** Exercise aim **
Find and copy every line in the records that includes the string "ylabel".

** Record set **
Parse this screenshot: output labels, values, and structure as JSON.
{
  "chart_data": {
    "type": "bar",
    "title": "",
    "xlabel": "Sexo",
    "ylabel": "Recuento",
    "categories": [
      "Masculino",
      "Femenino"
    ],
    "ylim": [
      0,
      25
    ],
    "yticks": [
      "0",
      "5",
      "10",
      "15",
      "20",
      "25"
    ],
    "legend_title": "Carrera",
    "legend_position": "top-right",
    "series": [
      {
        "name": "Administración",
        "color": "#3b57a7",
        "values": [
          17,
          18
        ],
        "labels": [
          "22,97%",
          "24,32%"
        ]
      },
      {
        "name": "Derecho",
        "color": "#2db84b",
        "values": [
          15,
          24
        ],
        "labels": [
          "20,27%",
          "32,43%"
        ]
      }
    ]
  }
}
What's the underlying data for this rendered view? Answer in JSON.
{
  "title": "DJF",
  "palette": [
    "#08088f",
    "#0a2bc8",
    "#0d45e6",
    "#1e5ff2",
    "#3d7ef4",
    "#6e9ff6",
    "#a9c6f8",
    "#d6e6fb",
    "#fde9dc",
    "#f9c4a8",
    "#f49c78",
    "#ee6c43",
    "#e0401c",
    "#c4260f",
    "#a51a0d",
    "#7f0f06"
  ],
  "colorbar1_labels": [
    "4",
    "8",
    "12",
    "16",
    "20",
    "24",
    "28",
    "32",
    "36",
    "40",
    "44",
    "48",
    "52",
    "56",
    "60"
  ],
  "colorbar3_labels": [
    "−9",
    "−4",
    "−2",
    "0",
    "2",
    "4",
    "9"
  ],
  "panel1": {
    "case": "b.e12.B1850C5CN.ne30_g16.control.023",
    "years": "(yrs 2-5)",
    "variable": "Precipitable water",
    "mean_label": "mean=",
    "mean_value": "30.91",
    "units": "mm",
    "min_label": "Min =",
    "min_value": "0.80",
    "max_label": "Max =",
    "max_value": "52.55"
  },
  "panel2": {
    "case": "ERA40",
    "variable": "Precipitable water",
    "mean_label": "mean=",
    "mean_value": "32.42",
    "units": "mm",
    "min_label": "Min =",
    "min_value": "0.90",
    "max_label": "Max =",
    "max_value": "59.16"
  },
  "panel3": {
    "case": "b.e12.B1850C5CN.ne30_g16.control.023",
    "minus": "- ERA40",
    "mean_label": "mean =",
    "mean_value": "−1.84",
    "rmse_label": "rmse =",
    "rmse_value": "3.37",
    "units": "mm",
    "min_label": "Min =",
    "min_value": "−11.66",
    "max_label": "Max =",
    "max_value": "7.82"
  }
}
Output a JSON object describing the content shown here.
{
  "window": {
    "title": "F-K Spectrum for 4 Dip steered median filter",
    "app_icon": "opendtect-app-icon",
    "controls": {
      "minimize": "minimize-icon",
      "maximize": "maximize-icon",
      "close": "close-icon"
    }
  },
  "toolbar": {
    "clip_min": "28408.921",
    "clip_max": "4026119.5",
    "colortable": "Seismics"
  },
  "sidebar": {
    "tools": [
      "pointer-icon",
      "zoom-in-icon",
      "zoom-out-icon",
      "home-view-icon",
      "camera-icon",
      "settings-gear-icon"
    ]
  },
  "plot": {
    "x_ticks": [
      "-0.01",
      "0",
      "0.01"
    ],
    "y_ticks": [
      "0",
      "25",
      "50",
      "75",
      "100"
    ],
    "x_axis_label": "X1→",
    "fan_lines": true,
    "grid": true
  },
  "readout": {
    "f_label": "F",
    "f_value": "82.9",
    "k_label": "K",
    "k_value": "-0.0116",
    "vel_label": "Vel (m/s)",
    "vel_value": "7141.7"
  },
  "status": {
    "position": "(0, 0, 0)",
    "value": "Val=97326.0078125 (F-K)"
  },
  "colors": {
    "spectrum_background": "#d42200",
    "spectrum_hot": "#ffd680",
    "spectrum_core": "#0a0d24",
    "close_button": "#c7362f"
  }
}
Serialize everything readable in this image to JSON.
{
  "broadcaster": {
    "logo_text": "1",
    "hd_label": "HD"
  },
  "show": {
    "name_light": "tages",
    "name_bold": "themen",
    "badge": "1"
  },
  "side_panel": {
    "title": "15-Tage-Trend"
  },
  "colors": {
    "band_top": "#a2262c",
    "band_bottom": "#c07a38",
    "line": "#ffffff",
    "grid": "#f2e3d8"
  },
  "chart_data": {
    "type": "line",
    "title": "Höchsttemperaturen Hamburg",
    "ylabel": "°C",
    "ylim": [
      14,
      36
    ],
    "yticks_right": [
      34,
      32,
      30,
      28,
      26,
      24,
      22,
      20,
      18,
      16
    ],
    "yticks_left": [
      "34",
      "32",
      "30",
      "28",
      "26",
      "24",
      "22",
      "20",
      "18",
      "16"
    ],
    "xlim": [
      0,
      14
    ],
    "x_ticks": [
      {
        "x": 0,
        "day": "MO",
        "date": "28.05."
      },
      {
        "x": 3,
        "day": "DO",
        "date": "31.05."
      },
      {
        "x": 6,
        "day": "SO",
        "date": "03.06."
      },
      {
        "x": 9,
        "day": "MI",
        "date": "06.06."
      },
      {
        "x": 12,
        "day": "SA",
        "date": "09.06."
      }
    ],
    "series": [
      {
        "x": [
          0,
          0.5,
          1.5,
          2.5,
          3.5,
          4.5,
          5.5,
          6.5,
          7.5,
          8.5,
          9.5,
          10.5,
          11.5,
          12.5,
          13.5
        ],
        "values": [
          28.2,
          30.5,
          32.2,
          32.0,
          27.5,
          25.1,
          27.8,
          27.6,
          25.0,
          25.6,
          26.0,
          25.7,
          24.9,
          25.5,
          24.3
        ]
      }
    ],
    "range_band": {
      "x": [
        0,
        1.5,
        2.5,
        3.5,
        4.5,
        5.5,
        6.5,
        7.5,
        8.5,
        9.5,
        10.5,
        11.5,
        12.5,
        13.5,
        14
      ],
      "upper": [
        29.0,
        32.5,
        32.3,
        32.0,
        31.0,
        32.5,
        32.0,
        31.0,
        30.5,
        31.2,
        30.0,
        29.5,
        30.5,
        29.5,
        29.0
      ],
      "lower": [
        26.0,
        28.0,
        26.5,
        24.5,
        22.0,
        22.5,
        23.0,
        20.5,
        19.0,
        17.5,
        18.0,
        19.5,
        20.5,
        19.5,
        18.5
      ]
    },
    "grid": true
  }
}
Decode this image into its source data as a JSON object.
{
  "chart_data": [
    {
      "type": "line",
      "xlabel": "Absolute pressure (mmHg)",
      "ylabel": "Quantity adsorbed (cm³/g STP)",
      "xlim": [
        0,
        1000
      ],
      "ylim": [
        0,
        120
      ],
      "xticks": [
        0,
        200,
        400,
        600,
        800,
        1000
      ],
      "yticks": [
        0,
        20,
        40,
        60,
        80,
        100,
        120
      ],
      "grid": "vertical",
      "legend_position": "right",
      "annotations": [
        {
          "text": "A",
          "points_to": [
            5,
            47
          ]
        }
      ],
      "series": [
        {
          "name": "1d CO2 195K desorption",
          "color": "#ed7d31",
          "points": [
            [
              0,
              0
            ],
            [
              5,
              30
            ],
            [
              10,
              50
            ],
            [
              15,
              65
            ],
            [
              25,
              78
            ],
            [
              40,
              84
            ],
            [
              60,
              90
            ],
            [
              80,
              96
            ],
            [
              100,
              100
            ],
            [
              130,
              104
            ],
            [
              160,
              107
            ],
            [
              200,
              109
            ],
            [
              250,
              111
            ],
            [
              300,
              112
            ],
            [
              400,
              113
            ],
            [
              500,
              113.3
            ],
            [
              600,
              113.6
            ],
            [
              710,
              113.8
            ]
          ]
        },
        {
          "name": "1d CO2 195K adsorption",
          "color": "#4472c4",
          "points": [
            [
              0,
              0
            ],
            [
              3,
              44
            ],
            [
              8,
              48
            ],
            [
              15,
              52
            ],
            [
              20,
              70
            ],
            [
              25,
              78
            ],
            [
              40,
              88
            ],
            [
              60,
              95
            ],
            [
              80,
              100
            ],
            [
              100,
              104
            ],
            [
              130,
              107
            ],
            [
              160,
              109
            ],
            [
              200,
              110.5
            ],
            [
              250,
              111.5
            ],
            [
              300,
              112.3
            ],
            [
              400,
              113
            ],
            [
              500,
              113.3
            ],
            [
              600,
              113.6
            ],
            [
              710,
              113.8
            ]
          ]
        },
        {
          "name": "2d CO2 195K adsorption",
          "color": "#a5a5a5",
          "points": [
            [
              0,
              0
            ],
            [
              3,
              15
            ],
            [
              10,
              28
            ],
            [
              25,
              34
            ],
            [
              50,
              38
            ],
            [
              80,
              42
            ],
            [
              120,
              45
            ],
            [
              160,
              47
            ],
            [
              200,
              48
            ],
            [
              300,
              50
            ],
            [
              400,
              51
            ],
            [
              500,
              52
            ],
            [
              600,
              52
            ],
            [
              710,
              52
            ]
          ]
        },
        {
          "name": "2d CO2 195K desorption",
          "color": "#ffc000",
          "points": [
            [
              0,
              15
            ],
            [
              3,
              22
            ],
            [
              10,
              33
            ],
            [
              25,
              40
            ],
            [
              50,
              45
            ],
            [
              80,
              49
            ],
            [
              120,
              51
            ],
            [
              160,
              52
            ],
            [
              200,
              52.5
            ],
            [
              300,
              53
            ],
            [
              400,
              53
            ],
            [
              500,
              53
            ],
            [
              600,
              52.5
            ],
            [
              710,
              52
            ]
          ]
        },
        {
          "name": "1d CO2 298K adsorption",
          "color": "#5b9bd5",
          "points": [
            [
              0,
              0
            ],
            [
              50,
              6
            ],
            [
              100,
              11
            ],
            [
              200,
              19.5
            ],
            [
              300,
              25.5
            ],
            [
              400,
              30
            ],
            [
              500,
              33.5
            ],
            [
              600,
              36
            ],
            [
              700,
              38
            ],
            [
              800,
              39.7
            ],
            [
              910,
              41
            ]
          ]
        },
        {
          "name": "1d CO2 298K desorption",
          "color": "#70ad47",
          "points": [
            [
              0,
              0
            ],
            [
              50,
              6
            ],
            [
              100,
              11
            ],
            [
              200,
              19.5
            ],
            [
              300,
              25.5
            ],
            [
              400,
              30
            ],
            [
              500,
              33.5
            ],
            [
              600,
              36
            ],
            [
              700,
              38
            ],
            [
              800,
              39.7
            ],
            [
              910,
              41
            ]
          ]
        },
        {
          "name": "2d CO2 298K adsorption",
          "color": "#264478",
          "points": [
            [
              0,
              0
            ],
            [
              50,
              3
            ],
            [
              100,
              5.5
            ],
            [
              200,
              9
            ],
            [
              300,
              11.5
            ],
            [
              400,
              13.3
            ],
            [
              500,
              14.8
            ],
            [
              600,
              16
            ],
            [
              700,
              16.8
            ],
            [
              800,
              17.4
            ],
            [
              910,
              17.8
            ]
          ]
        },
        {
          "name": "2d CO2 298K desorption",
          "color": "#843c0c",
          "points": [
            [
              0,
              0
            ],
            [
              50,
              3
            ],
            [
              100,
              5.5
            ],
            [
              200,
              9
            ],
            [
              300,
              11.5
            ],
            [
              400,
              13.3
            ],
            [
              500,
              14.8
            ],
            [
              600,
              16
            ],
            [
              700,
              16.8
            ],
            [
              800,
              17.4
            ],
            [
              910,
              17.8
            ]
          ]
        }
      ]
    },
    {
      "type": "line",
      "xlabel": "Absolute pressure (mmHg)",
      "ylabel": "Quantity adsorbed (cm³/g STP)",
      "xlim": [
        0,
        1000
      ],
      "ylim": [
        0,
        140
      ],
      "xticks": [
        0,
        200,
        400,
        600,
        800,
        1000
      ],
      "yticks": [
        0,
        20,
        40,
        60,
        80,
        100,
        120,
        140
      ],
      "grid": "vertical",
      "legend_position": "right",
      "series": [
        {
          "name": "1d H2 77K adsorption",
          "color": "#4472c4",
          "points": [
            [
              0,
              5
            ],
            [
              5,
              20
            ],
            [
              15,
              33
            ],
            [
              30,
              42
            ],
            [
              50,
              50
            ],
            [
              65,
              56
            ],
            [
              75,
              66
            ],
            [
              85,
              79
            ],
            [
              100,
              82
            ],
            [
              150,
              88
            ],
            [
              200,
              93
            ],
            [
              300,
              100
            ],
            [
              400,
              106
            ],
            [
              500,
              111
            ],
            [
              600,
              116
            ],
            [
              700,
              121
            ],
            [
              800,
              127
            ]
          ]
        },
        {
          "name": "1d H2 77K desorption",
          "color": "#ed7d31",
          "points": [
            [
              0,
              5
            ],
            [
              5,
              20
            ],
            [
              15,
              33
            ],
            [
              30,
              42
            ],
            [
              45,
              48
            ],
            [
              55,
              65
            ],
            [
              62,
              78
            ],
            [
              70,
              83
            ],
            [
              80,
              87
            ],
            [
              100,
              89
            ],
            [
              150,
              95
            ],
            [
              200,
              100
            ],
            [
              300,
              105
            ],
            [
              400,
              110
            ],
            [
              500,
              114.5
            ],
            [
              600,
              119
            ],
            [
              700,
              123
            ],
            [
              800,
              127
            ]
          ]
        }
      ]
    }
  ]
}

** Full answer **
    "ylabel": "Recuento",
    "ylabel": "°C",
      "ylabel": "Quantity adsorbed (cm³/g STP)",
      "ylabel": "Quantity adsorbed (cm³/g STP)",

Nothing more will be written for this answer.